# What to do:
Work out the number of lines containing "JSON". Answer with nothing but that number.

# Records provided:

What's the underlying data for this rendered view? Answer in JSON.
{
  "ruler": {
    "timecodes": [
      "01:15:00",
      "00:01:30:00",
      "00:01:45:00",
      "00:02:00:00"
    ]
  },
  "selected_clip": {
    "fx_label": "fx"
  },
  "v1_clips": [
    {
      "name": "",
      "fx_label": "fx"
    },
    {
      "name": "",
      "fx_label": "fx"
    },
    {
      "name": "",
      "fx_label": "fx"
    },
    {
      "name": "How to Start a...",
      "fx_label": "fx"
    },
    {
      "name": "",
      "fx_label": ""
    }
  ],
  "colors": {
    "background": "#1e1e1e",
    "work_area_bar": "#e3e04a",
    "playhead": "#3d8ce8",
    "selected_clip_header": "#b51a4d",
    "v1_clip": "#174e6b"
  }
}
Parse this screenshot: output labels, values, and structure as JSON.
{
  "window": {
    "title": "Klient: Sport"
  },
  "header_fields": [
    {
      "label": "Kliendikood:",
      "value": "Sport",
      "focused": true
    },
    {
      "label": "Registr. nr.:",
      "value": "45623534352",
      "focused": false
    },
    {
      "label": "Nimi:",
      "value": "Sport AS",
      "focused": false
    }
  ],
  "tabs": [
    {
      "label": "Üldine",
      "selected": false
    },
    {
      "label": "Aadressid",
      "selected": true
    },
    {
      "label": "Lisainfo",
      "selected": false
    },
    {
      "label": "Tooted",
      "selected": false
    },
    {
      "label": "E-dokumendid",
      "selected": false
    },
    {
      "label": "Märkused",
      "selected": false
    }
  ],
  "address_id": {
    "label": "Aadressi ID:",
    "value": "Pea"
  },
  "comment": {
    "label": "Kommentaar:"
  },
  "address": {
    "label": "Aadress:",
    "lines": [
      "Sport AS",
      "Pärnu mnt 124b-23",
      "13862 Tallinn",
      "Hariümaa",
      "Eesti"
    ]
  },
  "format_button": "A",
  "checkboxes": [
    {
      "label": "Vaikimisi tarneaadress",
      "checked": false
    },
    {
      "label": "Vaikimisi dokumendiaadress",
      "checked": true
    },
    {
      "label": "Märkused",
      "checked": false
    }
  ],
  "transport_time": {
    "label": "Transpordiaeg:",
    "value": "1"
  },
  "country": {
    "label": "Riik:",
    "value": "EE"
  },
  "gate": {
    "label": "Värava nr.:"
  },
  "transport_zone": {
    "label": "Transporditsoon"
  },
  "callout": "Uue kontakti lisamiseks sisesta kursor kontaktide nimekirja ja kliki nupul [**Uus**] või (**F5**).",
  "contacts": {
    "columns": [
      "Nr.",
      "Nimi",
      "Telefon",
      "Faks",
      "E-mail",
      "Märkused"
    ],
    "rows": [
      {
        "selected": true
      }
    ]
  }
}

# Exercise solution:
2